抽出テキスト>
-----
この情報処理装置34の表面または裏面にタブレットまたはタッチパネルのような情報入力装置33を配置してもよい。
【0194】
本実施例は腕時計形のリストコンピュータとしても用いることができる。その際、表示品位を向上させる目的で実施例19から実施例30に示したような2色性色素入りの表示素子を用いるとよい。この場合でもコモン電極数8ラインの整数倍で単純マトリックス駆動を行うことができた。もちろんスタティック駆動も可能である。
【0195】
(実施例39)
本実施例では、上述の各実施例で作製した液晶表示素子を情報表示装置としての時計に応用した例を示した。特にここでは文字盤に液晶表示素子を用いた例を示す。図20に、本実施例の情報表示装置の概略断面図を示す。中心に穴の開いた液晶表示素子31を、上述した各実施例に沿って作製して、その背面に太陽電池32を配置して、アナログ時計の軸を通して針36をつけてハイブリッド腕時計を作製した。表示素子部においては電極として8×100の単純マトリックス用透明電極を形成して1/8デューティで駆動した。液晶表示素子31を透過した光により太陽電池32で発電でき、これにより使用時間を大幅に延長することが可能となった。表示容量については、液晶表示素子31をコモン電極を2ライン同時選択してセグメント電極に上下から信号を入力することにより表示容量を2倍にすることができる。もちろんスタティック駆動も可能である。
【0196】
また同様の方法により表示容量を整数倍にすることも可能である。
【0197】
また太陽電池32を情報表示装置に内蔵した蓄電池に接続して、太陽電池32で発電した電力を蓄電池で蓄えておき、暗いところでも十分装置を働くようにすることができた。
また太陽電池32の電圧では十分に液晶表示素子31を駆動できない場合、昇圧回路を組み込んで太陽電池32の電圧を5Vまで昇圧したところ、極めて明るい表示を得ることができた。
-----
(保存済みの記録)
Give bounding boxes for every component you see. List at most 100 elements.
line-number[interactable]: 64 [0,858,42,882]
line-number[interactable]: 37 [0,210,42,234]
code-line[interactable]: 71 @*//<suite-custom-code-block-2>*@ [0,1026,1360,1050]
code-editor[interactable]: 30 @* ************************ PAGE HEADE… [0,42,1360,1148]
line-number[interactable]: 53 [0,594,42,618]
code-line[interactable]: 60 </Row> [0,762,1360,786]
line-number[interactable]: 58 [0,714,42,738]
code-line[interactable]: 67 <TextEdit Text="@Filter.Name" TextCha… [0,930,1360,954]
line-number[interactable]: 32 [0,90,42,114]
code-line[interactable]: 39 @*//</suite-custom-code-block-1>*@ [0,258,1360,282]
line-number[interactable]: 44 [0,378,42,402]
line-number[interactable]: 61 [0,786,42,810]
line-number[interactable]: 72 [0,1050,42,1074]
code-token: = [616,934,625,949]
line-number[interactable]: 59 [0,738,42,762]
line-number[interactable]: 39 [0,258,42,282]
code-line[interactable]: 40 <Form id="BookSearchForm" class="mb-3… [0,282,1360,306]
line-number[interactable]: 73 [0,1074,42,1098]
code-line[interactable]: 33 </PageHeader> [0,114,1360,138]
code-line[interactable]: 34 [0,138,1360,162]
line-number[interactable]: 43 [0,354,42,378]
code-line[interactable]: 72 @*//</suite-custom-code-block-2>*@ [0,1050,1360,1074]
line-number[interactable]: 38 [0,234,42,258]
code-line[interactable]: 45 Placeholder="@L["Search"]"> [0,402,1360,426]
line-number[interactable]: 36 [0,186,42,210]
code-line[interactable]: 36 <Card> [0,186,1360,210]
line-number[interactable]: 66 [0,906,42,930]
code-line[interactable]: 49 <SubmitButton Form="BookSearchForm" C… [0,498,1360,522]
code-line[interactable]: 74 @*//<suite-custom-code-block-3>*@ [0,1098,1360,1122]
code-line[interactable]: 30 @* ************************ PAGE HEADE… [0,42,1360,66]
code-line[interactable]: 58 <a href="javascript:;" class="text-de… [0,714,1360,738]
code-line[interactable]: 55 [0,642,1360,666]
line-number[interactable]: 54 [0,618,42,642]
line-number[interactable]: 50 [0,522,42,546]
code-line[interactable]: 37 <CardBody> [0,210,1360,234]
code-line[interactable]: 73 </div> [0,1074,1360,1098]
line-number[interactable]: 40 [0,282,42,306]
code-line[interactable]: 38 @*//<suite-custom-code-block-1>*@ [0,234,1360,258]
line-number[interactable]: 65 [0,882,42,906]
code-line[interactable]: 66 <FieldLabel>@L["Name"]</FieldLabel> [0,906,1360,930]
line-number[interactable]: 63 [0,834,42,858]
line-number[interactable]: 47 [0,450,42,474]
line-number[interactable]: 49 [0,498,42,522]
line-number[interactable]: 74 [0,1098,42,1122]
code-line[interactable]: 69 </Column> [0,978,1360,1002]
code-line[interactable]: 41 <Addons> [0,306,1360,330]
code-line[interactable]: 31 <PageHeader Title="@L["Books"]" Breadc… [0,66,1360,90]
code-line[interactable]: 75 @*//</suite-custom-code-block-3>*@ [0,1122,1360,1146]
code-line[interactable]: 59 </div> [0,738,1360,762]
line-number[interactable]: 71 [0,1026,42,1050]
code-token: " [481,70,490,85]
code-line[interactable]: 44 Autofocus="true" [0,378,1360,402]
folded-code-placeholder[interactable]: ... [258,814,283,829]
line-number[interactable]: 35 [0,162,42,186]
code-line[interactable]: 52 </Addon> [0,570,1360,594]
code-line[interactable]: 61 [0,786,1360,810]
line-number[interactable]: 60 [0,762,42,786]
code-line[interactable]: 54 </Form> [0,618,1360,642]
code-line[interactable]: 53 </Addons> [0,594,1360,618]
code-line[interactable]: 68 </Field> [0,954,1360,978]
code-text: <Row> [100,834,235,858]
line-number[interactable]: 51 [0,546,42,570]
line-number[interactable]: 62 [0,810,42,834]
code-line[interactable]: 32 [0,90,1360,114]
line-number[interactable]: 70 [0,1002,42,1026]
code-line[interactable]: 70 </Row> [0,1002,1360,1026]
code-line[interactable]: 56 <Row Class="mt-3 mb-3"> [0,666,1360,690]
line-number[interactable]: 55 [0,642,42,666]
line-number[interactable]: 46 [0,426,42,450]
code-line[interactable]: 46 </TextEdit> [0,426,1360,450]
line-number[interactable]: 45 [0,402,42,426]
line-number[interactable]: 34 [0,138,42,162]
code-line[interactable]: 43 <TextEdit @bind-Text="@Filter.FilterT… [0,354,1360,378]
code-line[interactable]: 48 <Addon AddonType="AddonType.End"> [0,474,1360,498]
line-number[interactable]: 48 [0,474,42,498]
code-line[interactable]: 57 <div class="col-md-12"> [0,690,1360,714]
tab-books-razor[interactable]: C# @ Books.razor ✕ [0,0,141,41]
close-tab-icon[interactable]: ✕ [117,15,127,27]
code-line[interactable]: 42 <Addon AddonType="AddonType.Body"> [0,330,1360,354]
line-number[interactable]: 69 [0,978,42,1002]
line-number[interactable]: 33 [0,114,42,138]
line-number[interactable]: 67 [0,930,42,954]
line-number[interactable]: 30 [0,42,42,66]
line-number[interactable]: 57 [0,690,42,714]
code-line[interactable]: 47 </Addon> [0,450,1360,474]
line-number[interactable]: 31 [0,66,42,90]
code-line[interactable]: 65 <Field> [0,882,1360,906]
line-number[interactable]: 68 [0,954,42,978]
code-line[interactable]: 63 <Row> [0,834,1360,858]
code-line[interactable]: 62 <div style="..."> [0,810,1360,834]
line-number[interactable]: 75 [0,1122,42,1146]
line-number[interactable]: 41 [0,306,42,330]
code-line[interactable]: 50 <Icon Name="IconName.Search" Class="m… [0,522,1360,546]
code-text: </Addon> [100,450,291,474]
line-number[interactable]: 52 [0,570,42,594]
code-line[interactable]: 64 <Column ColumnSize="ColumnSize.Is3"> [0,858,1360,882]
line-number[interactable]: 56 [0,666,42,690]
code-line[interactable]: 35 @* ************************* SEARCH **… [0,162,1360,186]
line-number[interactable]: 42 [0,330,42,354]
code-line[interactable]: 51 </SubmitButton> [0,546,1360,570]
-----
作業の目的>
液晶表示素子に関する文章のうち、「この情報処理装置34の表面ま」から「働くようにすることができた。」までの箇所を、一字一句違えずに書き写してください。

演習の解答>
この情報処理装置34の表面または裏面にタブレットまたはタッチパネルのような情報入力装置33を配置してもよい。
【0194】
本実施例は腕時計形のリストコンピュータとしても用いることができる。その際、表示品位を向上させる目的で実施例19から実施例30に示したような2色性色素入りの表示素子を用いるとよい。この場合でもコモン電極数8ラインの整数倍で単純マトリックス駆動を行うことができた。もちろんスタティック駆動も可能である。
【0195】
(実施例39)
本実施例では、上述の各実施例で作製した液晶表示素子を情報表示装置としての時計に応用した例を示した。特にここでは文字盤に液晶表示素子を用いた例を示す。図20に、本実施例の情報表示装置の概略断面図を示す。中心に穴の開いた液晶表示素子31を、上述した各実施例に沿って作製して、その背面に太陽電池32を配置して、アナログ時計の軸を通して針36をつけてハイブリッド腕時計を作製した。表示素子部においては電極として8×100の単純マトリックス用透明電極を形成して1/8デューティで駆動した。液晶表示素子31を透過した光により太陽電池32で発電でき、これにより使用時間を大幅に延長することが可能となった。表示容量については、液晶表示素子31をコモン電極を2ライン同時選択してセグメント電極に上下から信号を入力することにより表示容量を2倍にすることができる。もちろんスタティック駆動も可能である。
【0196】
また同様の方法により表示容量を整数倍にすることも可能である。
【0197】
また太陽電池32を情報表示装置に内蔵した蓄電池に接続して、太陽電池32で発電した電力を蓄電池で蓄えておき、暗いところでも十分装置を働くようにすることができた。